------ Dataset records

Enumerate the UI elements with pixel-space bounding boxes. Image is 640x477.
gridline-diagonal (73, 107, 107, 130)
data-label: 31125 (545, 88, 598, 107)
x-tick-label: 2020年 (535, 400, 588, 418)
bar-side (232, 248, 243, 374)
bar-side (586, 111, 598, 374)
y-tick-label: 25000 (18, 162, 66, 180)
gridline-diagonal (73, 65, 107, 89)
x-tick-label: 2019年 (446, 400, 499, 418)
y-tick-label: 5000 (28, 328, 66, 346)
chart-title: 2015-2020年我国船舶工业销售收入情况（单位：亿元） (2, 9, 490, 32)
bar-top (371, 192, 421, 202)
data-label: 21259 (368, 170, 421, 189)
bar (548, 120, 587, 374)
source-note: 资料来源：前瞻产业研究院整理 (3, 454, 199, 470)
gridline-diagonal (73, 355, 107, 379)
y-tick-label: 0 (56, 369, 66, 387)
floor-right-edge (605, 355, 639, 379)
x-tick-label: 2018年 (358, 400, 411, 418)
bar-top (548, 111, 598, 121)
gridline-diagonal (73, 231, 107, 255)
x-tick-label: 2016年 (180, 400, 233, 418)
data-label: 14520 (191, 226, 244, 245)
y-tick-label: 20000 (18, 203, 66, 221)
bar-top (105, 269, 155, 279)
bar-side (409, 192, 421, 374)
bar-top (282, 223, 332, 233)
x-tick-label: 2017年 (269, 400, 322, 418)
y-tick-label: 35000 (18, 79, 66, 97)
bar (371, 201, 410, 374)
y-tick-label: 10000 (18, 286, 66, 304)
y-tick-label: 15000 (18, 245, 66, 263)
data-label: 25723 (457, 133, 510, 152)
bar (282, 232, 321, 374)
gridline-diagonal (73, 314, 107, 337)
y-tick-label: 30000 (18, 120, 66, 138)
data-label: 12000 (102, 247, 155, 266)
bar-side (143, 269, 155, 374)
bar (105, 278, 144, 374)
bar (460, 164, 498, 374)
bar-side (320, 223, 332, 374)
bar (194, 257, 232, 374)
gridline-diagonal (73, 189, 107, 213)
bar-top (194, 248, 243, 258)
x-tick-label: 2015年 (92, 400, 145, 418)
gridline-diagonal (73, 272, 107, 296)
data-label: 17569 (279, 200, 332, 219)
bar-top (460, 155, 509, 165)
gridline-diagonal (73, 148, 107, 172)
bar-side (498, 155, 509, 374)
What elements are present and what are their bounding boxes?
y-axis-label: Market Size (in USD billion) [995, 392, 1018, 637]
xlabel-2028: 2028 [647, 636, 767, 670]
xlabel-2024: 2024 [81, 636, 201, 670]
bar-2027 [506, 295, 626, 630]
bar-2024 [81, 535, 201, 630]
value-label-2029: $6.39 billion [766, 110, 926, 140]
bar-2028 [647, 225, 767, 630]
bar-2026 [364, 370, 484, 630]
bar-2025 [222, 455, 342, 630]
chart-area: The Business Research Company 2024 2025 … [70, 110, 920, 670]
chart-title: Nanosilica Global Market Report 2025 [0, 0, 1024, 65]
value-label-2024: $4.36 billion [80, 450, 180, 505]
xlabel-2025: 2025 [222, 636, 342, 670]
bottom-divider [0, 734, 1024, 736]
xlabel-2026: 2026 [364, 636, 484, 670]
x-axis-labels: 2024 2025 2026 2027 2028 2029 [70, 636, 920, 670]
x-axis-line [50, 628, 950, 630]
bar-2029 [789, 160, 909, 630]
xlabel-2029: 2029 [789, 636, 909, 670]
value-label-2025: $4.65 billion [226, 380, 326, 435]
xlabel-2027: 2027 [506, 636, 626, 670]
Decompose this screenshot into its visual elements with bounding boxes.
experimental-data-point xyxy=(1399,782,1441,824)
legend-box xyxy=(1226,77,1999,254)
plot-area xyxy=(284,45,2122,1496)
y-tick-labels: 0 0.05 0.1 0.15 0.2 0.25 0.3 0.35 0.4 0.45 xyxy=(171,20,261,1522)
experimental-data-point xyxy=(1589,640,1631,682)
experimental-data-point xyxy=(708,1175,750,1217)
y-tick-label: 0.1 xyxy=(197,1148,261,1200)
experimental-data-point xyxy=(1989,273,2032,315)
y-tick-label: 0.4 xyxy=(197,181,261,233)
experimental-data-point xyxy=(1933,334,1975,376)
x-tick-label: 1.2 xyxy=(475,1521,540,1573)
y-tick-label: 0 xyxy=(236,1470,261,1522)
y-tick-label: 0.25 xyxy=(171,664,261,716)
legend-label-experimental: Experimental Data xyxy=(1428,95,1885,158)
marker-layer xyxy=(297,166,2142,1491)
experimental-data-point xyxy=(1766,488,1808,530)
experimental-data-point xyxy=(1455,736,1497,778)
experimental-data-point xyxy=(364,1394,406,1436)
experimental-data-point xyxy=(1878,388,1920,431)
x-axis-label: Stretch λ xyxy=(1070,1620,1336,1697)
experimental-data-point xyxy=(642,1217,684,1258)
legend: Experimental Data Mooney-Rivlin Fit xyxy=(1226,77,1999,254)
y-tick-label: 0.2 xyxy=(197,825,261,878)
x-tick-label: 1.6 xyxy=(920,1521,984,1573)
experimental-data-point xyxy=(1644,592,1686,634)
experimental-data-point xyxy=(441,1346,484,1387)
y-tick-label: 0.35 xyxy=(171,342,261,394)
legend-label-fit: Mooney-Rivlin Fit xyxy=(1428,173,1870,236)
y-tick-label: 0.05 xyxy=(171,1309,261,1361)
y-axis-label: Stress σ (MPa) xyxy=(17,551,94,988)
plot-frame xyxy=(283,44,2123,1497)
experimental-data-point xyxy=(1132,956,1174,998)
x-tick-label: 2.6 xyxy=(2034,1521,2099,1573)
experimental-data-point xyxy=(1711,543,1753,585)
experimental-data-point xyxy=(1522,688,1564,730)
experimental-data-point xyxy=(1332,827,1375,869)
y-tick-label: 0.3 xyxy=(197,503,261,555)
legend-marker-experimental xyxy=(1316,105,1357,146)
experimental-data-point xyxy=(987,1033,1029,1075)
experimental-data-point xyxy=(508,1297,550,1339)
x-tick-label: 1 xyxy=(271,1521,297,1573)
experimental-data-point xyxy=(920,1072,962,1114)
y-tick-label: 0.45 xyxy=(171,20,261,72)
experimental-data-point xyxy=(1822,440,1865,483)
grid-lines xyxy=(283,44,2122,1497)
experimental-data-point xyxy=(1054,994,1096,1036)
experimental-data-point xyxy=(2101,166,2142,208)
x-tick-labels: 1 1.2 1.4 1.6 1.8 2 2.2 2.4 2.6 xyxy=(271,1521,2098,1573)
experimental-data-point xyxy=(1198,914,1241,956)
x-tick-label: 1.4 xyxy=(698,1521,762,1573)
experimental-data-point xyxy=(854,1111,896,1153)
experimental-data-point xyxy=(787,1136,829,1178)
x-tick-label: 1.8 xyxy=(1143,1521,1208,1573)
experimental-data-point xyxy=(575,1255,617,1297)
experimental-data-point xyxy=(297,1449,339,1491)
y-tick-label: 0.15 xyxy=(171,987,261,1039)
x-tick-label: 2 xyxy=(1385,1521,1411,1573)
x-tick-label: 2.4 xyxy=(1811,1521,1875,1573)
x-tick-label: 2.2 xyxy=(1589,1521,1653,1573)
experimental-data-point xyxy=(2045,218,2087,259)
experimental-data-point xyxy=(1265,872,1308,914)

------------

**Problem details**
Rewrite the records above, changing every "gridline-diagonal" to "diagonal-gridline" and leaving everything else unchanged.

**Correct answer**
Enumerate the UI elements with pixel-space bounding boxes. Image is 640x477.
diagonal-gridline (73, 107, 107, 130)
data-label: 31125 (545, 88, 598, 107)
x-tick-label: 2020年 (535, 400, 588, 418)
bar-side (232, 248, 243, 374)
bar-side (586, 111, 598, 374)
y-tick-label: 25000 (18, 162, 66, 180)
diagonal-gridline (73, 65, 107, 89)
x-tick-label: 2019年 (446, 400, 499, 418)
y-tick-label: 5000 (28, 328, 66, 346)
chart-title: 2015-2020年我国船舶工业销售收入情况（单位：亿元） (2, 9, 490, 32)
bar-top (371, 192, 421, 202)
data-label: 21259 (368, 170, 421, 189)
bar (548, 120, 587, 374)
source-note: 资料来源：前瞻产业研究院整理 (3, 454, 199, 470)
diagonal-gridline (73, 355, 107, 379)
y-tick-label: 0 (56, 369, 66, 387)
floor-right-edge (605, 355, 639, 379)
x-tick-label: 2018年 (358, 400, 411, 418)
bar-top (548, 111, 598, 121)
diagonal-gridline (73, 231, 107, 255)
x-tick-label: 2016年 (180, 400, 233, 418)
data-label: 14520 (191, 226, 244, 245)
y-tick-label: 20000 (18, 203, 66, 221)
bar-top (105, 269, 155, 279)
bar-side (409, 192, 421, 374)
bar-top (282, 223, 332, 233)
x-tick-label: 2017年 (269, 400, 322, 418)
y-tick-label: 35000 (18, 79, 66, 97)
bar (371, 201, 410, 374)
y-tick-label: 10000 (18, 286, 66, 304)
y-tick-label: 15000 (18, 245, 66, 263)
data-label: 25723 (457, 133, 510, 152)
bar (282, 232, 321, 374)
diagonal-gridline (73, 314, 107, 337)
y-tick-label: 30000 (18, 120, 66, 138)
data-label: 12000 (102, 247, 155, 266)
bar-side (143, 269, 155, 374)
bar (105, 278, 144, 374)
bar (460, 164, 498, 374)
bar-side (320, 223, 332, 374)
bar (194, 257, 232, 374)
diagonal-gridline (73, 189, 107, 213)
bar-top (194, 248, 243, 258)
x-tick-label: 2015年 (92, 400, 145, 418)
diagonal-gridline (73, 272, 107, 296)
data-label: 17569 (279, 200, 332, 219)
bar-top (460, 155, 509, 165)
diagonal-gridline (73, 148, 107, 172)
bar-side (498, 155, 509, 374)
What elements are present and what are their bounding boxes?
y-axis-label: Market Size (in USD billion) [995, 392, 1018, 637]
xlabel-2028: 2028 [647, 636, 767, 670]
xlabel-2024: 2024 [81, 636, 201, 670]
bar-2027 [506, 295, 626, 630]
bar-2024 [81, 535, 201, 630]
value-label-2029: $6.39 billion [766, 110, 926, 140]
bar-2028 [647, 225, 767, 630]
bar-2026 [364, 370, 484, 630]
bar-2025 [222, 455, 342, 630]
chart-area: The Business Research Company 2024 2025 … [70, 110, 920, 670]
chart-title: Nanosilica Global Market Report 2025 [0, 0, 1024, 65]
value-label-2024: $4.36 billion [80, 450, 180, 505]
xlabel-2025: 2025 [222, 636, 342, 670]
bottom-divider [0, 734, 1024, 736]
xlabel-2026: 2026 [364, 636, 484, 670]
x-axis-labels: 2024 2025 2026 2027 2028 2029 [70, 636, 920, 670]
x-axis-line [50, 628, 950, 630]
bar-2029 [789, 160, 909, 630]
xlabel-2029: 2029 [789, 636, 909, 670]
value-label-2025: $4.65 billion [226, 380, 326, 435]
xlabel-2027: 2027 [506, 636, 626, 670]
Decompose this screenshot into its visual elements with bounding boxes.
experimental-data-point xyxy=(1399,782,1441,824)
legend-box xyxy=(1226,77,1999,254)
plot-area xyxy=(284,45,2122,1496)
y-tick-labels: 0 0.05 0.1 0.15 0.2 0.25 0.3 0.35 0.4 0.45 xyxy=(171,20,261,1522)
experimental-data-point xyxy=(1589,640,1631,682)
experimental-data-point xyxy=(708,1175,750,1217)
y-tick-label: 0.1 xyxy=(197,1148,261,1200)
experimental-data-point xyxy=(1989,273,2032,315)
y-tick-label: 0.4 xyxy=(197,181,261,233)
experimental-data-point xyxy=(1933,334,1975,376)
x-tick-label: 1.2 xyxy=(475,1521,540,1573)
y-tick-label: 0 xyxy=(236,1470,261,1522)
y-tick-label: 0.25 xyxy=(171,664,261,716)
legend-label-experimental: Experimental Data xyxy=(1428,95,1885,158)
marker-layer xyxy=(297,166,2142,1491)
experimental-data-point xyxy=(1766,488,1808,530)
experimental-data-point xyxy=(1455,736,1497,778)
experimental-data-point xyxy=(364,1394,406,1436)
experimental-data-point xyxy=(1878,388,1920,431)
x-axis-label: Stretch λ xyxy=(1070,1620,1336,1697)
experimental-data-point xyxy=(642,1217,684,1258)
legend: Experimental Data Mooney-Rivlin Fit xyxy=(1226,77,1999,254)
y-tick-label: 0.2 xyxy=(197,825,261,878)
x-tick-label: 1.6 xyxy=(920,1521,984,1573)
experimental-data-point xyxy=(1644,592,1686,634)
experimental-data-point xyxy=(441,1346,484,1387)
y-tick-label: 0.35 xyxy=(171,342,261,394)
legend-label-fit: Mooney-Rivlin Fit xyxy=(1428,173,1870,236)
y-tick-label: 0.05 xyxy=(171,1309,261,1361)
y-axis-label: Stress σ (MPa) xyxy=(17,551,94,988)
plot-frame xyxy=(283,44,2123,1497)
experimental-data-point xyxy=(1132,956,1174,998)
x-tick-label: 2.6 xyxy=(2034,1521,2099,1573)
experimental-data-point xyxy=(1711,543,1753,585)
experimental-data-point xyxy=(1522,688,1564,730)
experimental-data-point xyxy=(1332,827,1375,869)
y-tick-label: 0.3 xyxy=(197,503,261,555)
legend-marker-experimental xyxy=(1316,105,1357,146)
experimental-data-point xyxy=(987,1033,1029,1075)
experimental-data-point xyxy=(508,1297,550,1339)
x-tick-label: 1 xyxy=(271,1521,297,1573)
experimental-data-point xyxy=(920,1072,962,1114)
y-tick-label: 0.45 xyxy=(171,20,261,72)
experimental-data-point xyxy=(1822,440,1865,483)
grid-lines xyxy=(283,44,2122,1497)
experimental-data-point xyxy=(1054,994,1096,1036)
experimental-data-point xyxy=(2101,166,2142,208)
x-tick-labels: 1 1.2 1.4 1.6 1.8 2 2.2 2.4 2.6 xyxy=(271,1521,2098,1573)
experimental-data-point xyxy=(1198,914,1241,956)
x-tick-label: 1.4 xyxy=(698,1521,762,1573)
experimental-data-point xyxy=(854,1111,896,1153)
experimental-data-point xyxy=(787,1136,829,1178)
x-tick-label: 1.8 xyxy=(1143,1521,1208,1573)
experimental-data-point xyxy=(575,1255,617,1297)
experimental-data-point xyxy=(297,1449,339,1491)
y-tick-label: 0.15 xyxy=(171,987,261,1039)
x-tick-label: 2 xyxy=(1385,1521,1411,1573)
x-tick-label: 2.4 xyxy=(1811,1521,1875,1573)
x-tick-label: 2.2 xyxy=(1589,1521,1653,1573)
experimental-data-point xyxy=(2045,218,2087,259)
experimental-data-point xyxy=(1265,872,1308,914)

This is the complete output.